Stated exercise
Extract every line of the material that holds the string "MOTOR".

▶

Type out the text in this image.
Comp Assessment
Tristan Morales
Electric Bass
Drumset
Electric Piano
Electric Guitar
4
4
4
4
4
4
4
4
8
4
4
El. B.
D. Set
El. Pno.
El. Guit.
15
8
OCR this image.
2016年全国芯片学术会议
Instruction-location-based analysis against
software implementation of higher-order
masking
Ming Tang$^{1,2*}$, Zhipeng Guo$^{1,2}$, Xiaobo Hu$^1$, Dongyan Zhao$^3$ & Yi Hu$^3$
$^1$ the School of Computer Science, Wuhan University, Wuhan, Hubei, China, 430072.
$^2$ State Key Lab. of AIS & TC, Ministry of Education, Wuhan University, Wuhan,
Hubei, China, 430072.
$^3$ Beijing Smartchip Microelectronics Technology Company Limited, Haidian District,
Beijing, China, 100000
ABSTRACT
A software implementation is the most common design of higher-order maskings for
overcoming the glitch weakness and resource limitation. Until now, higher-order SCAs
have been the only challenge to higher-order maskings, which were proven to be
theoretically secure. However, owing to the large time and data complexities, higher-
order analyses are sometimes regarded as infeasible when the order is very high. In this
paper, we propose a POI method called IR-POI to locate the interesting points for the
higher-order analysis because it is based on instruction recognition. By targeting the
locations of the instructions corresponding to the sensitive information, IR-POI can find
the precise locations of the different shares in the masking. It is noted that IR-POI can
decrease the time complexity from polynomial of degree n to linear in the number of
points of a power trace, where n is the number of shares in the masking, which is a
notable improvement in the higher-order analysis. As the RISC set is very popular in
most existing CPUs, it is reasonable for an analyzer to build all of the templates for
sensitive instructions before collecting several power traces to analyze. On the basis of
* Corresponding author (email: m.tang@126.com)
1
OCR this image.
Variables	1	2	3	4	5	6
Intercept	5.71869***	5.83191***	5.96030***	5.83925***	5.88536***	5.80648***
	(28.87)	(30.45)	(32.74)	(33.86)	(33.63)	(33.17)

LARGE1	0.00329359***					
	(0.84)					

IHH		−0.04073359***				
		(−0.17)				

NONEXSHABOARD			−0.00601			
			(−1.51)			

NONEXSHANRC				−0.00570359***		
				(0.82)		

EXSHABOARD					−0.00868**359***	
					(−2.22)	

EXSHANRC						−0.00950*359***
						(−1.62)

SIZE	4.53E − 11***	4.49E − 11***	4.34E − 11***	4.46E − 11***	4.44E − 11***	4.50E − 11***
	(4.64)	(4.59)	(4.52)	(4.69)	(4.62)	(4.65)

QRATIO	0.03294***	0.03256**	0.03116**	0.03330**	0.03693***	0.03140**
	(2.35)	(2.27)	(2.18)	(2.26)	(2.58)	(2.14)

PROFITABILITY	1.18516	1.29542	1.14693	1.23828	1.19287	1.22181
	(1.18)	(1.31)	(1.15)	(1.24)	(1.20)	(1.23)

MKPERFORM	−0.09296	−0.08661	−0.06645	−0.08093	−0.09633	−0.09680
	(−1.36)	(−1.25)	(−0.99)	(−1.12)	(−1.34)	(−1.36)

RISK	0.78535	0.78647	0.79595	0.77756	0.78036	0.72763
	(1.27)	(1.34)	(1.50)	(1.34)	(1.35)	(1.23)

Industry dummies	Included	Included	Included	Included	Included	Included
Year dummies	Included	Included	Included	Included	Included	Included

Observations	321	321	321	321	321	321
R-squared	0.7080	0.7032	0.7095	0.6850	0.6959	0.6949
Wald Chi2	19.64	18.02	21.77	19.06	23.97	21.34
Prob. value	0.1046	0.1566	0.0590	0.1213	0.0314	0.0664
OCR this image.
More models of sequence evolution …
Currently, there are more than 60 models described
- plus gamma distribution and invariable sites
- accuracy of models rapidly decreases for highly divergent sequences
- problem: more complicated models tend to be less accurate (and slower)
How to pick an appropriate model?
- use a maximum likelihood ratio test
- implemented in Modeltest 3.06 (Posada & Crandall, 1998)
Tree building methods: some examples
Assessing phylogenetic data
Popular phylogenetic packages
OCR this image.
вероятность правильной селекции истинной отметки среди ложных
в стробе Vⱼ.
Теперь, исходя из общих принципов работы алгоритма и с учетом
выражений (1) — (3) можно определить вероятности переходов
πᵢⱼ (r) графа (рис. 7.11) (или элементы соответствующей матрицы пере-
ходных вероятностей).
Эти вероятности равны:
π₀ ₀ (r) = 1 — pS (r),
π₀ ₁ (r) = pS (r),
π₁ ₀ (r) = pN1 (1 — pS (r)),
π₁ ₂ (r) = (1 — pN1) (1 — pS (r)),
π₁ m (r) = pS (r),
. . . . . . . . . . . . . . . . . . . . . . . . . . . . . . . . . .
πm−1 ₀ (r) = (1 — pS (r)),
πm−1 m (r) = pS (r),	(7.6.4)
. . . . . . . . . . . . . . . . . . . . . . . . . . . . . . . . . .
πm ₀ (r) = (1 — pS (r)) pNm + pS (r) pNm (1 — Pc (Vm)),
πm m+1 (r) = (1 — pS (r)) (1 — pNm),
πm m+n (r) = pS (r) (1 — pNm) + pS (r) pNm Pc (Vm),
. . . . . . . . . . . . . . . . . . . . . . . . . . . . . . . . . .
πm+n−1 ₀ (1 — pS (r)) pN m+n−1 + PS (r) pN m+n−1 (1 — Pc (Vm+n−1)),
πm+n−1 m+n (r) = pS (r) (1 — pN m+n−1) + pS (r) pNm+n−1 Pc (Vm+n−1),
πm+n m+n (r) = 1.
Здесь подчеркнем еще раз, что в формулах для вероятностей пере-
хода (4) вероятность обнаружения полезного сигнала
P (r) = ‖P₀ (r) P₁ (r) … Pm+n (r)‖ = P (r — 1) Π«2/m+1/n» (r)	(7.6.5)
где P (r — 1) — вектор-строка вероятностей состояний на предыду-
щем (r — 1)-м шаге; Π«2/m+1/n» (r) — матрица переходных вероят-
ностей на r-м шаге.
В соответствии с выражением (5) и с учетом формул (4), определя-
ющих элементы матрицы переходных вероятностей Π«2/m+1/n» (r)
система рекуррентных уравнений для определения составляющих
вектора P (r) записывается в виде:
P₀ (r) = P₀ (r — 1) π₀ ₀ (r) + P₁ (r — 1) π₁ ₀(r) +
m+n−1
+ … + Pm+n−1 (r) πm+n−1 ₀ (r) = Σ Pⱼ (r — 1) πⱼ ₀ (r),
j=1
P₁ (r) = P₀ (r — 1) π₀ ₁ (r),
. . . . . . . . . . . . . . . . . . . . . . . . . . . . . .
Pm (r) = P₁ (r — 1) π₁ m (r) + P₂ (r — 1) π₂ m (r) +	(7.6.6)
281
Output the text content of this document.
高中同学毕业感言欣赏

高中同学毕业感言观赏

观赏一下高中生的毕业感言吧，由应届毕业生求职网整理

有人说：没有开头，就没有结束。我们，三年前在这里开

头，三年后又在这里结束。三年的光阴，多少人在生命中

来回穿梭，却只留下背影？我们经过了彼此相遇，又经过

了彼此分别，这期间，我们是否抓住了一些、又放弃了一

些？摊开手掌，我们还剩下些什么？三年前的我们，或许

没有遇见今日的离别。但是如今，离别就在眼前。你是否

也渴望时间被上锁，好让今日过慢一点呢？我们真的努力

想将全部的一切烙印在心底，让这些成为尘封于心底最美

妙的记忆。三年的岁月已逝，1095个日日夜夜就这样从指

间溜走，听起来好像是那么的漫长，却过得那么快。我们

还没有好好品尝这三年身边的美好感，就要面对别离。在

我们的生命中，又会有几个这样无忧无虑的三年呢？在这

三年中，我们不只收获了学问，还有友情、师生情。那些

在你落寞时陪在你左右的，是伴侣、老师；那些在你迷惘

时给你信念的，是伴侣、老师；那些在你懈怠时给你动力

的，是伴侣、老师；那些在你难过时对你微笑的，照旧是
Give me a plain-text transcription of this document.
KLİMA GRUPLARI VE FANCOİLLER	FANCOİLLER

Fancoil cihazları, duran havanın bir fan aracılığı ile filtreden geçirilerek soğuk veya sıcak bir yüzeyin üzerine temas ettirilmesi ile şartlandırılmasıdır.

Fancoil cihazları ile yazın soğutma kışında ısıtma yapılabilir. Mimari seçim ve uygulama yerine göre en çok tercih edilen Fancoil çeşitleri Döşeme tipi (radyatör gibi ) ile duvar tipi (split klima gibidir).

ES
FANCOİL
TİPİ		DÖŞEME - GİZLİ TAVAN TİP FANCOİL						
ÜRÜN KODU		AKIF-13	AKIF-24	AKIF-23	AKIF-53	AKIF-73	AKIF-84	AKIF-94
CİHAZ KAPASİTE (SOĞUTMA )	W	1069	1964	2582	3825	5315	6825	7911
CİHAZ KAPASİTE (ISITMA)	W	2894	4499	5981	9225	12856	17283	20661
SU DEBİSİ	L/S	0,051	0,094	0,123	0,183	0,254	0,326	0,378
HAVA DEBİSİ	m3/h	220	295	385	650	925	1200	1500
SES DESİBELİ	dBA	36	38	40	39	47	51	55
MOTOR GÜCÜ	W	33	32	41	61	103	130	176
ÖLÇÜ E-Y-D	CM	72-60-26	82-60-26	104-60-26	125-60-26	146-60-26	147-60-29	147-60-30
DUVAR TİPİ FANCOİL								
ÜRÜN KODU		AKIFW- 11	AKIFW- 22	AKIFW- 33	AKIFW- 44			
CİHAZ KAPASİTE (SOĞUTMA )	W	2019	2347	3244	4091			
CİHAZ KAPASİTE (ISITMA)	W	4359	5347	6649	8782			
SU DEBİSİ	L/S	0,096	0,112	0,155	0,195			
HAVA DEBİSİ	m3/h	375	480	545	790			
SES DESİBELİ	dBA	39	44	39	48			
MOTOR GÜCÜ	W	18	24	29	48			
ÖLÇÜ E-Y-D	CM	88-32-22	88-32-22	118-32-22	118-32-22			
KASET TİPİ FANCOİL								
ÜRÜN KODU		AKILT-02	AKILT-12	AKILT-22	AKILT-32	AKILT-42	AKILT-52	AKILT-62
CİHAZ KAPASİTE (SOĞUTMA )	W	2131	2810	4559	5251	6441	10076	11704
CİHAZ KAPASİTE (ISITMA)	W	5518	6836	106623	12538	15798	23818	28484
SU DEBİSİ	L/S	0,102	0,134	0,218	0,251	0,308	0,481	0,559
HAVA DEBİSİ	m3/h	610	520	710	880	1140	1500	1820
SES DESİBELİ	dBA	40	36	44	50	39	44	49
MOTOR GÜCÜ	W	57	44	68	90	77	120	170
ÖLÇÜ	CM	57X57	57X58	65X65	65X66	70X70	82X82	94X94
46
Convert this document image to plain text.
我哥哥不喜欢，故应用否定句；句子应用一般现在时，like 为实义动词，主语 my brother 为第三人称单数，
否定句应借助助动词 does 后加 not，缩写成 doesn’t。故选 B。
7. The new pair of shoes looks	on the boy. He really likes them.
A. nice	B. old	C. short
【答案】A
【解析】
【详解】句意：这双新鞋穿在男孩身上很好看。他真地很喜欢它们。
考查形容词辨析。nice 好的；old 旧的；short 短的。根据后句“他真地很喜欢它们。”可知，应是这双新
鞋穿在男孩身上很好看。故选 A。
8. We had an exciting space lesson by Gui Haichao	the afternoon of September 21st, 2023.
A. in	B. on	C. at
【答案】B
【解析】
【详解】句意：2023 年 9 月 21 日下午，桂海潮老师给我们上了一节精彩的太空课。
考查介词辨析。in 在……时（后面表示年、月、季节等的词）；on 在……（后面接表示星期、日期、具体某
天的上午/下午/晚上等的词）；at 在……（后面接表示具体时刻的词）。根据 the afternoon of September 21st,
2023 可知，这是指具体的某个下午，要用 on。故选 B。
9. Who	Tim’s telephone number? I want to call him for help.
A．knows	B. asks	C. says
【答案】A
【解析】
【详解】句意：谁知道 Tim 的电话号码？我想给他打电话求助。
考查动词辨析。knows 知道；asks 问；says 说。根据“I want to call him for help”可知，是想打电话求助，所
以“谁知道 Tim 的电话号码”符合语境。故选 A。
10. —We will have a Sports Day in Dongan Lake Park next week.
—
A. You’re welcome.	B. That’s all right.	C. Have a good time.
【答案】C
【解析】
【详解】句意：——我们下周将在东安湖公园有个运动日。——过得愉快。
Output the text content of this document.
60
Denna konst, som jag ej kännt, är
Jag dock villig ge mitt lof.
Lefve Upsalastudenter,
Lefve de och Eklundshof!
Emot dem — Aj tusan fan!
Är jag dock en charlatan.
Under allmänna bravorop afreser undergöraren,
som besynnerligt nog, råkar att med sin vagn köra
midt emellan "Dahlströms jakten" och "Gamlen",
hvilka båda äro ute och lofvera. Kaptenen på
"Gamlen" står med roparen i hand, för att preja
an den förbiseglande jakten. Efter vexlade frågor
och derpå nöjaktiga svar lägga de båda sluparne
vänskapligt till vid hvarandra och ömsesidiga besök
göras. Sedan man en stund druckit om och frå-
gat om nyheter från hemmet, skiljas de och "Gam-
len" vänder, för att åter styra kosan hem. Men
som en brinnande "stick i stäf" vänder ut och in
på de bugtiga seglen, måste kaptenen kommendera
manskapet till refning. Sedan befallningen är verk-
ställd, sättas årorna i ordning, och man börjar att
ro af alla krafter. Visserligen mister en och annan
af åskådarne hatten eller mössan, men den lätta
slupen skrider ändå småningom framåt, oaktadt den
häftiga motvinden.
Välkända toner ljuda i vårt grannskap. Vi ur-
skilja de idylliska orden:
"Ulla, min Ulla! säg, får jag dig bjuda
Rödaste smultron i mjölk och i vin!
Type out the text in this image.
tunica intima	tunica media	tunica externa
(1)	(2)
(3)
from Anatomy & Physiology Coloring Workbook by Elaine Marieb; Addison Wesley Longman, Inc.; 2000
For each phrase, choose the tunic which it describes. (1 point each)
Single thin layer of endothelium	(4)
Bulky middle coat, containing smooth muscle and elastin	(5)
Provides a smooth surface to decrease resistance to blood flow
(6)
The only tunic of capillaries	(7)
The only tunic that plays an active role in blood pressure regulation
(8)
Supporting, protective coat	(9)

◀

The answer
MOTOR GÜCÜ	W	33	32	41	61	103	130	176
MOTOR GÜCÜ	W	18	24	29	48			
MOTOR GÜCÜ	W	57	44	68	90	77	120	170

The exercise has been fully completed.